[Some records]
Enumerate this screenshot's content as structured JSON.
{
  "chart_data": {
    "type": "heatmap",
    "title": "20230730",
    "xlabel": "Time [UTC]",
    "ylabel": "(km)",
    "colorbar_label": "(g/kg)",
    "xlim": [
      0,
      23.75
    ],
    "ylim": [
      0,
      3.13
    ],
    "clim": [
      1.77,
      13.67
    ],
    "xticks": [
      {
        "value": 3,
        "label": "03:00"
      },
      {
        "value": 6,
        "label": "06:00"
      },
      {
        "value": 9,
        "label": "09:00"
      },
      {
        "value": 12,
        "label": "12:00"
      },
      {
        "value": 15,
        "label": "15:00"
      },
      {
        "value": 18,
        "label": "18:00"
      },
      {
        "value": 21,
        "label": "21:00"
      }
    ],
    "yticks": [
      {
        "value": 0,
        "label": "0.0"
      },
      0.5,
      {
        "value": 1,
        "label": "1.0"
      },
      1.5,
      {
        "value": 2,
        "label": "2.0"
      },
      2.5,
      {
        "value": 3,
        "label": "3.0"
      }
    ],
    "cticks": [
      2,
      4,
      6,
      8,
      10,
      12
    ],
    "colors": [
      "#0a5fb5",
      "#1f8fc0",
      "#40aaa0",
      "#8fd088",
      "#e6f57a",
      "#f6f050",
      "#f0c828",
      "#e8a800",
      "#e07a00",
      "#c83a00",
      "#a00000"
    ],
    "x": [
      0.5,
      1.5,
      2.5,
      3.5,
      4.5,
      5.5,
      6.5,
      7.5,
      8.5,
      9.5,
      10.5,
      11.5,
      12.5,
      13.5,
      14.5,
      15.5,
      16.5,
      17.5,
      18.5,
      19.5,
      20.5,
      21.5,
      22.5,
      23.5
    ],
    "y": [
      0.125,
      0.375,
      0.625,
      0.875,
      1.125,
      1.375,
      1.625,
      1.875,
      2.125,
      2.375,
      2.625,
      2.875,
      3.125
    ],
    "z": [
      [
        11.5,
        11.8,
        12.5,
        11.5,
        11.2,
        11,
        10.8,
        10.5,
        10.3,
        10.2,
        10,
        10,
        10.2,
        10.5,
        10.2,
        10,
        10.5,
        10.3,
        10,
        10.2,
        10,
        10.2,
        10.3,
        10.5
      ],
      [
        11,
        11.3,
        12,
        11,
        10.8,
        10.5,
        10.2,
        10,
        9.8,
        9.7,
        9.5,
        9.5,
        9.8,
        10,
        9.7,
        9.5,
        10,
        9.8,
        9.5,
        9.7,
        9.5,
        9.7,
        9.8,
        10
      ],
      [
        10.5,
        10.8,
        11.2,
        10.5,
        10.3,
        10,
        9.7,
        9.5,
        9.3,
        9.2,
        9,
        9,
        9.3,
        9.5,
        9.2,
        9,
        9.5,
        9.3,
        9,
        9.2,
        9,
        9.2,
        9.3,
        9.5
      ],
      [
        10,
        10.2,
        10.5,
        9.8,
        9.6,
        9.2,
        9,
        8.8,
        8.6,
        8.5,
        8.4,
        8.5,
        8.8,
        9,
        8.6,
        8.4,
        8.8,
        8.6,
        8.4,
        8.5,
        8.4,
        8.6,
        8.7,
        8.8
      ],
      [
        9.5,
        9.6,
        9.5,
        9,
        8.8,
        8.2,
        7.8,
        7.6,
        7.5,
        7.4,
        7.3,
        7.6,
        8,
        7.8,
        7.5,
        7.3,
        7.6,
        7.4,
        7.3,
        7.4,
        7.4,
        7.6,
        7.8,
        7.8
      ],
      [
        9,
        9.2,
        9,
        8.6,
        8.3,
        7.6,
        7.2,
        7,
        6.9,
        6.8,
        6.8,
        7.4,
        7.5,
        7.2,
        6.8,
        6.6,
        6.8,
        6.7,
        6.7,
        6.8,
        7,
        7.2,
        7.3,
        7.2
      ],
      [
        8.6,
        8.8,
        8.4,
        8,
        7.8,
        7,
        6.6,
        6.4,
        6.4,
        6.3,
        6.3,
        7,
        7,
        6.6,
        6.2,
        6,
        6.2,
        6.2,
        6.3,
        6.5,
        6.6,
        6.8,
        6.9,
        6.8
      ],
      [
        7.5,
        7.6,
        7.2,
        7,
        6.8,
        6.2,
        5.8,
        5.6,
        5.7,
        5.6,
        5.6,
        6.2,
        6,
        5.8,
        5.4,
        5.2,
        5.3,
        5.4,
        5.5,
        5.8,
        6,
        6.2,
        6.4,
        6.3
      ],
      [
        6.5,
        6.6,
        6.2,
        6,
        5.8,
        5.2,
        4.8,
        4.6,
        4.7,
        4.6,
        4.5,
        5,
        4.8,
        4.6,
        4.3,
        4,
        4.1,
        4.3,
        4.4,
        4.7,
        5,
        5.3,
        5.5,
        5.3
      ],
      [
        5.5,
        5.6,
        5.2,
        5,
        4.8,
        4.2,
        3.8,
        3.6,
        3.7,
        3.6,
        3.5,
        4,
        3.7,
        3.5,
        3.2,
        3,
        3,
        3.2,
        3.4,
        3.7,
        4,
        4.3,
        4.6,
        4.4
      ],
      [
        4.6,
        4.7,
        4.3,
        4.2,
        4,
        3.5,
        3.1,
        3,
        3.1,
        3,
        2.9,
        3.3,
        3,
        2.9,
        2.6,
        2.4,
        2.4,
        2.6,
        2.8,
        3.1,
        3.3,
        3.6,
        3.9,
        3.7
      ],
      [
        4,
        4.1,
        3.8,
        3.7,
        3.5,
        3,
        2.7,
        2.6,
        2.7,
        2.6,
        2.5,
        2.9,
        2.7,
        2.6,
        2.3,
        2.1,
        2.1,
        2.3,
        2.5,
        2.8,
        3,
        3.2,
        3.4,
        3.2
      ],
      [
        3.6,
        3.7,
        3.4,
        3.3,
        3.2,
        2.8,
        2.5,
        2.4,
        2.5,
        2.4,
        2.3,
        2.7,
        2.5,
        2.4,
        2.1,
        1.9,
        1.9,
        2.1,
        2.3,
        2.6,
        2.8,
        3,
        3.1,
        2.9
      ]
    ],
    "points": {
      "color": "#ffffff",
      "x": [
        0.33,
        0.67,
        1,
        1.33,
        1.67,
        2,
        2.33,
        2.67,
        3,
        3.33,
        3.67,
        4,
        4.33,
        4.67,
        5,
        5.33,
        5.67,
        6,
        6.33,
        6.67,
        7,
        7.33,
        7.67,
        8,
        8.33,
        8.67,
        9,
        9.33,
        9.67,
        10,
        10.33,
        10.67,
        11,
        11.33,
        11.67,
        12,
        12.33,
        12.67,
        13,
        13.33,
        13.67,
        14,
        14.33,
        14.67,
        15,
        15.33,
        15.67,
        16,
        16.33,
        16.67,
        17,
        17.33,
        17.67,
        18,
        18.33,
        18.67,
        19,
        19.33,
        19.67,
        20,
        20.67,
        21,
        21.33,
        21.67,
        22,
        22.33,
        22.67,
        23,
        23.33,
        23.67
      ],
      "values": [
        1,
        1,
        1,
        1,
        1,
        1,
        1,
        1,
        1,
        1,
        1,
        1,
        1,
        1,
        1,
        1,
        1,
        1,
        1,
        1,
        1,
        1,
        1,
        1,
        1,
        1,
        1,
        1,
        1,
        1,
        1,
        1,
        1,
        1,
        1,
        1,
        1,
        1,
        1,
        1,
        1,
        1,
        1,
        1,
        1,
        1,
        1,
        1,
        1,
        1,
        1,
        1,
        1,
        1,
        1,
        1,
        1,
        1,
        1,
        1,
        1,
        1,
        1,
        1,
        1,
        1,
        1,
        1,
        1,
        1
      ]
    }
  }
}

Task to complete: Using the listing above, retype each line exactly.

Written response:
Enumerate this screenshot's content as structured JSON.
{
  "chart_data": {
    "type": "heatmap",
    "title": "20230730",
    "xlabel": "Time [UTC]",
    "ylabel": "(km)",
    "colorbar_label": "(g/kg)",
    "xlim": [
      0,
      23.75
    ],
    "ylim": [
      0,
      3.13
    ],
    "clim": [
      1.77,
      13.67
    ],
    "xticks": [
      {
        "value": 3,
        "label": "03:00"
      },
      {
        "value": 6,
        "label": "06:00"
      },
      {
        "value": 9,
        "label": "09:00"
      },
      {
        "value": 12,
        "label": "12:00"
      },
      {
        "value": 15,
        "label": "15:00"
      },
      {
        "value": 18,
        "label": "18:00"
      },
      {
        "value": 21,
        "label": "21:00"
      }
    ],
    "yticks": [
      {
        "value": 0,
        "label": "0.0"
      },
      0.5,
      {
        "value": 1,
        "label": "1.0"
      },
      1.5,
      {
        "value": 2,
        "label": "2.0"
      },
      2.5,
      {
        "value": 3,
        "label": "3.0"
      }
    ],
    "cticks": [
      2,
      4,
      6,
      8,
      10,
      12
    ],
    "colors": [
      "#0a5fb5",
      "#1f8fc0",
      "#40aaa0",
      "#8fd088",
      "#e6f57a",
      "#f6f050",
      "#f0c828",
      "#e8a800",
      "#e07a00",
      "#c83a00",
      "#a00000"
    ],
    "x": [
      0.5,
      1.5,
      2.5,
      3.5,
      4.5,
      5.5,
      6.5,
      7.5,
      8.5,
      9.5,
      10.5,
      11.5,
      12.5,
      13.5,
      14.5,
      15.5,
      16.5,
      17.5,
      18.5,
      19.5,
      20.5,
      21.5,
      22.5,
      23.5
    ],
    "y": [
      0.125,
      0.375,
      0.625,
      0.875,
      1.125,
      1.375,
      1.625,
      1.875,
      2.125,
      2.375,
      2.625,
      2.875,
      3.125
    ],
    "z": [
      [
        11.5,
        11.8,
        12.5,
        11.5,
        11.2,
        11,
        10.8,
        10.5,
        10.3,
        10.2,
        10,
        10,
        10.2,
        10.5,
        10.2,
        10,
        10.5,
        10.3,
        10,
        10.2,
        10,
        10.2,
        10.3,
        10.5
      ],
      [
        11,
        11.3,
        12,
        11,
        10.8,
        10.5,
        10.2,
        10,
        9.8,
        9.7,
        9.5,
        9.5,
        9.8,
        10,
        9.7,
        9.5,
        10,
        9.8,
        9.5,
        9.7,
        9.5,
        9.7,
        9.8,
        10
      ],
      [
        10.5,
        10.8,
        11.2,
        10.5,
        10.3,
        10,
        9.7,
        9.5,
        9.3,
        9.2,
        9,
        9,
        9.3,
        9.5,
        9.2,
        9,
        9.5,
        9.3,
        9,
        9.2,
        9,
        9.2,
        9.3,
        9.5
      ],
      [
        10,
        10.2,
        10.5,
        9.8,
        9.6,
        9.2,
        9,
        8.8,
        8.6,
        8.5,
        8.4,
        8.5,
        8.8,
        9,
        8.6,
        8.4,
        8.8,
        8.6,
        8.4,
        8.5,
        8.4,
        8.6,
        8.7,
        8.8
      ],
      [
        9.5,
        9.6,
        9.5,
        9,
        8.8,
        8.2,
        7.8,
        7.6,
        7.5,
        7.4,
        7.3,
        7.6,
        8,
        7.8,
        7.5,
        7.3,
        7.6,
        7.4,
        7.3,
        7.4,
        7.4,
        7.6,
        7.8,
        7.8
      ],
      [
        9,
        9.2,
        9,
        8.6,
        8.3,
        7.6,
        7.2,
        7,
        6.9,
        6.8,
        6.8,
        7.4,
        7.5,
        7.2,
        6.8,
        6.6,
        6.8,
        6.7,
        6.7,
        6.8,
        7,
        7.2,
        7.3,
        7.2
      ],
      [
        8.6,
        8.8,
        8.4,
        8,
        7.8,
        7,
        6.6,
        6.4,
        6.4,
        6.3,
        6.3,
        7,
        7,
        6.6,
        6.2,
        6,
        6.2,
        6.2,
        6.3,
        6.5,
        6.6,
        6.8,
        6.9,
        6.8
      ],
      [
        7.5,
        7.6,
        7.2,
        7,
        6.8,
        6.2,
        5.8,
        5.6,
        5.7,
        5.6,
        5.6,
        6.2,
        6,
        5.8,
        5.4,
        5.2,
        5.3,
        5.4,
        5.5,
        5.8,
        6,
        6.2,
        6.4,
        6.3
      ],
      [
        6.5,
        6.6,
        6.2,
        6,
        5.8,
        5.2,
        4.8,
        4.6,
        4.7,
        4.6,
        4.5,
        5,
        4.8,
        4.6,
        4.3,
        4,
        4.1,
        4.3,
        4.4,
        4.7,
        5,
        5.3,
        5.5,
        5.3
      ],
      [
        5.5,
        5.6,
        5.2,
        5,
        4.8,
        4.2,
        3.8,
        3.6,
        3.7,
        3.6,
        3.5,
        4,
        3.7,
        3.5,
        3.2,
        3,
        3,
        3.2,
        3.4,
        3.7,
        4,
        4.3,
        4.6,
        4.4
      ],
      [
        4.6,
        4.7,
        4.3,
        4.2,
        4,
        3.5,
        3.1,
        3,
        3.1,
        3,
        2.9,
        3.3,
        3,
        2.9,
        2.6,
        2.4,
        2.4,
        2.6,
        2.8,
        3.1,
        3.3,
        3.6,
        3.9,
        3.7
      ],
      [
        4,
        4.1,
        3.8,
        3.7,
        3.5,
        3,
        2.7,
        2.6,
        2.7,
        2.6,
        2.5,
        2.9,
        2.7,
        2.6,
        2.3,
        2.1,
        2.1,
        2.3,
        2.5,
        2.8,
        3,
        3.2,
        3.4,
        3.2
      ],
      [
        3.6,
        3.7,
        3.4,
        3.3,
        3.2,
        2.8,
        2.5,
        2.4,
        2.5,
        2.4,
        2.3,
        2.7,
        2.5,
        2.4,
        2.1,
        1.9,
        1.9,
        2.1,
        2.3,
        2.6,
        2.8,
        3,
        3.1,
        2.9
      ]
    ],
    "points": {
      "color": "#ffffff",
      "x": [
        0.33,
        0.67,
        1,
        1.33,
        1.67,
        2,
        2.33,
        2.67,
        3,
        3.33,
        3.67,
        4,
        4.33,
        4.67,
        5,
        5.33,
        5.67,
        6,
        6.33,
        6.67,
        7,
        7.33,
        7.67,
        8,
        8.33,
        8.67,
        9,
        9.33,
        9.67,
        10,
        10.33,
        10.67,
        11,
        11.33,
        11.67,
        12,
        12.33,
        12.67,
        13,
        13.33,
        13.67,
        14,
        14.33,
        14.67,
        15,
        15.33,
        15.67,
        16,
        16.33,
        16.67,
        17,
        17.33,
        17.67,
        18,
        18.33,
        18.67,
        19,
        19.33,
        19.67,
        20,
        20.67,
        21,
        21.33,
        21.67,
        22,
        22.33,
        22.67,
        23,
        23.33,
        23.67
      ],
      "values": [
        1,
        1,
        1,
        1,
        1,
        1,
        1,
        1,
        1,
        1,
        1,
        1,
        1,
        1,
        1,
        1,
        1,
        1,
        1,
        1,
        1,
        1,
        1,
        1,
        1,
        1,
        1,
        1,
        1,
        1,
        1,
        1,
        1,
        1,
        1,
        1,
        1,
        1,
        1,
        1,
        1,
        1,
        1,
        1,
        1,
        1,
        1,
        1,
        1,
        1,
        1,
        1,
        1,
        1,
        1,
        1,
        1,
        1,
        1,
        1,
        1,
        1,
        1,
        1,
        1,
        1,
        1,
        1,
        1,
        1
      ]
    }
  }
}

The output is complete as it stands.